What this task involves:
Every line below is to be quoted exactly, with nothing added or dropped.

Records to process:
########################################

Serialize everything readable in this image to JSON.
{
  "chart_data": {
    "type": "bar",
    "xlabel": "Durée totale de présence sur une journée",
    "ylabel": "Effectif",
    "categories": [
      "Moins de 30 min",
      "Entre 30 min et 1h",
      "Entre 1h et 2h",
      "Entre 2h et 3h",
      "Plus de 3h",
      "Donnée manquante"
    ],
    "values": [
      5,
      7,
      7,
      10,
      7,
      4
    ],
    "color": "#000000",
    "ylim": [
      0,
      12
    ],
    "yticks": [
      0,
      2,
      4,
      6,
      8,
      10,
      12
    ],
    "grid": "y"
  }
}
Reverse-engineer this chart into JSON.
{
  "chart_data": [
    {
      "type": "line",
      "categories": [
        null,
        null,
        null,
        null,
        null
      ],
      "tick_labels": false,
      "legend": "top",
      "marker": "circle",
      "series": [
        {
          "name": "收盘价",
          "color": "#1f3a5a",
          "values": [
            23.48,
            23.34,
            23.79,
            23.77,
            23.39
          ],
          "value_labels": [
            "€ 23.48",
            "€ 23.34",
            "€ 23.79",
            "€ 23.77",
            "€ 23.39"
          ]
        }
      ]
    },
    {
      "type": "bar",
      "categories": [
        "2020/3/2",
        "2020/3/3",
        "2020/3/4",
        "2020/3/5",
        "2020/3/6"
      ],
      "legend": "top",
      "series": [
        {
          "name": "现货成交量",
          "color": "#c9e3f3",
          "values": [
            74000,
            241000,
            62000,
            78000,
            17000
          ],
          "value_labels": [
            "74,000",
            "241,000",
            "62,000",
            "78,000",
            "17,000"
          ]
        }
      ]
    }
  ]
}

########################################

Correct result:
Serialize everything readable in this image to JSON.
{
  "chart_data": {
    "type": "bar",
    "xlabel": "Durée totale de présence sur une journée",
    "ylabel": "Effectif",
    "categories": [
      "Moins de 30 min",
      "Entre 30 min et 1h",
      "Entre 1h et 2h",
      "Entre 2h et 3h",
      "Plus de 3h",
      "Donnée manquante"
    ],
    "values": [
      5,
      7,
      7,
      10,
      7,
      4
    ],
    "color": "#000000",
    "ylim": [
      0,
      12
    ],
    "yticks": [
      0,
      2,
      4,
      6,
      8,
      10,
      12
    ],
    "grid": "y"
  }
}
Reverse-engineer this chart into JSON.
{
  "chart_data": [
    {
      "type": "line",
      "categories": [
        null,
        null,
        null,
        null,
        null
      ],
      "tick_labels": false,
      "legend": "top",
      "marker": "circle",
      "series": [
        {
          "name": "收盘价",
          "color": "#1f3a5a",
          "values": [
            23.48,
            23.34,
            23.79,
            23.77,
            23.39
          ],
          "value_labels": [
            "€ 23.48",
            "€ 23.34",
            "€ 23.79",
            "€ 23.77",
            "€ 23.39"
          ]
        }
      ]
    },
    {
      "type": "bar",
      "categories": [
        "2020/3/2",
        "2020/3/3",
        "2020/3/4",
        "2020/3/5",
        "2020/3/6"
      ],
      "legend": "top",
      "series": [
        {
          "name": "现货成交量",
          "color": "#c9e3f3",
          "values": [
            74000,
            241000,
            62000,
            78000,
            17000
          ],
          "value_labels": [
            "74,000",
            "241,000",
            "62,000",
            "78,000",
            "17,000"
          ]
        }
      ]
    }
  ]
}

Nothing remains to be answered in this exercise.